The library supports identification via spectral similarity or peak-matching algorithms, using either full spectrum plots or most relevant peak positions. For details on the underlying methods, see our article.

Installation

pip install ramanbiolib

RamanBiolib Graphical User Interface (GUI)

For the GUI see the project RamanBiolib-UI

Usage

Spectra similarity search

Identify an unkown component by its Raman spectrum.

spectra_search = SpectraSimilaritySearch(wavenumbers=wavenumbers)
search_results = spectra_search.search(
    unknown_spectrum,
    class_filter=None,
    unique_components_in_results=True,
    similarity_method="slk",
    similarity_params=25 # Window size
)

Show the top N results

search_results.get_results(limit=10)

spectra search results

Visualy compare the results

search_results.plot_results(n=2)

spectra search plot

Peak matching search

Identify an unkown component by its Raman spectrum most relevant peaks positions.

pm_search = PeakMatchingSearch(wavenumbers=wavenumbers)
pm_search_results = pm_search.search(
        peaks_wavenumbers,
        tolerance=5,
        class_filter=None,
        sort_score='IUR',
        min_peak_intensity=0,
        tol_penalty="linear",
        unique_components_in_results=True
    )

Show the top N results

pm_search_results.get_results(limit=10, sort_col='IUR')

pm search results

Visualy compare the results

pm_search_results.plot_results(n=2)

pm search plot

Examples

Jupyter notebooks search example:

Search example notebook

API documentation

API reference

How to contribute with Raman spectra

Note: All contributed spectral data will be licensed under ODbL open database license. See the license section for details.

The collaborative effort of the research community is essential to expanding this open spectral library for biomolecule identification. We welcome your contributions through the following methods:

Measured spectra (✅ Preferred Option)

Spectra measured in the laboratory can be included if they are from an isolated pure sample of a biomolecule.

Articles plots digitazion

As done in the initial version of this database, you can contribute to the digitazion process of the already published Raman spectra in articles figures.

Important: Only spectra digitized from figures in published articles are accepted.

Contribution process

  1. Fork this repository.
  2. Create a branch (feature/branch_name)
  3. Add your new spectra entries to:
    • ramanbiolib/db/raman_spectra_db.csv
    • ramanbiolib/db/raman_peaks_db.csv
    • ramanbiolib/db/metadata_db.csv
  4. Commit & Push your changes.
  5. Open a Pull Request (PR).
  6. Once reviewed and approved, your contribution will be included in the next database release.

PR useful docs:

To contribute, you need to add new rows with the new spectra information in all database files: raman_spectra_db.csv, raman_peaks_db.csv, and metadata_db.csv.

Mandatory Fields: (M) are mandatory fields, (R) are optional but recommended.

Spectra plot (raman_spectra_db.csv)

  • id (M): the identifier of the spectrum in this database. This is a incremental id, therefore new specturm will be identified with max_current_id + 1. (This id needs to match with the other files id for the same spectrum measurement)

Layout annotation data:
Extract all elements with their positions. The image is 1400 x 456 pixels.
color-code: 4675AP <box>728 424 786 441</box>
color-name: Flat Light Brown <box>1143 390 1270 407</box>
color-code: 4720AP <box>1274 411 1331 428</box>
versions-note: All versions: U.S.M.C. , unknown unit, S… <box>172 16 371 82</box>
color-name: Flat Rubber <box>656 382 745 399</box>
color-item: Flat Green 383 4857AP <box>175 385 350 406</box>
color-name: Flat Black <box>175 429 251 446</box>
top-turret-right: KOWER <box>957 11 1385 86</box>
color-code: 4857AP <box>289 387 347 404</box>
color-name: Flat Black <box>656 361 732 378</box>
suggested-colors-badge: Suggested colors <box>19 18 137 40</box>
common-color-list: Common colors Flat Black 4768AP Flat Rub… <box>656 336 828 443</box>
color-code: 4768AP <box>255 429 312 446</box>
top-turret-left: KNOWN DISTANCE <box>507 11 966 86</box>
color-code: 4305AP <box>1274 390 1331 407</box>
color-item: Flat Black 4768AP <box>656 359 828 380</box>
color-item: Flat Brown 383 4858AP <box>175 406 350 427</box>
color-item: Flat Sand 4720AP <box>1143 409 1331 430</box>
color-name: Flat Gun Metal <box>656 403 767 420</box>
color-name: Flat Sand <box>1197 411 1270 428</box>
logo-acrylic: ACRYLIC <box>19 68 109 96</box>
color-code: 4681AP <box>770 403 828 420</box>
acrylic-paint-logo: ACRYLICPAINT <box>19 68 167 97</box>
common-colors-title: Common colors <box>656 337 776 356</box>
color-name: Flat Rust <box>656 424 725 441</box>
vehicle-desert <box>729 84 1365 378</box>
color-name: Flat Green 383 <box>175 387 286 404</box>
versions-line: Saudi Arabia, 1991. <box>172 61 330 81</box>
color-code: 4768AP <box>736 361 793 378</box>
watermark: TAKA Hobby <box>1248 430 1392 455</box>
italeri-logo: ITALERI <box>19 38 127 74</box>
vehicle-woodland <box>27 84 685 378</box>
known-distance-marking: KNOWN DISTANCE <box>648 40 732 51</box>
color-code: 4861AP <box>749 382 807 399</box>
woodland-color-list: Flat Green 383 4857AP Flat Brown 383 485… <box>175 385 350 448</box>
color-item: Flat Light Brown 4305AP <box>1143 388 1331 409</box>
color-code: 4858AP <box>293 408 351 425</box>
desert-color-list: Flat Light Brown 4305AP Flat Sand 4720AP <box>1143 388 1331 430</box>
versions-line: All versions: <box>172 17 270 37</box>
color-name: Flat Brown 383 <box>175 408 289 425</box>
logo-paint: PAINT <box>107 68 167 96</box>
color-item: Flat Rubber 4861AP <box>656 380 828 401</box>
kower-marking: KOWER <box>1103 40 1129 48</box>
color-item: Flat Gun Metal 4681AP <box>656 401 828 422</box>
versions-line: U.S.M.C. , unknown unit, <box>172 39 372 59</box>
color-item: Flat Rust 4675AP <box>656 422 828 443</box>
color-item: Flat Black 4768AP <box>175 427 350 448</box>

SHORT TASK 1:
Answer these questions using the RamanBiolib passage above the data:
(a) What command installs the library?
(b) Under which license will all contributed spectral data be licensed?
(c) What value is given for the tolerance parameter in the peak matching search call?
SHORT TASK 2: Retype the part of the RamanBiolib passage above the data starting at "As done in the" and ending at "in articles figures.".

FULL OUTPUT 1:
(a) pip install ramanbiolib
(b) The ODbL open database license.
(c) 5

FULL OUTPUT 2:
As done in the initial version of this database, you can contribute to the digitazion process of the already published Raman spectra in articles figures.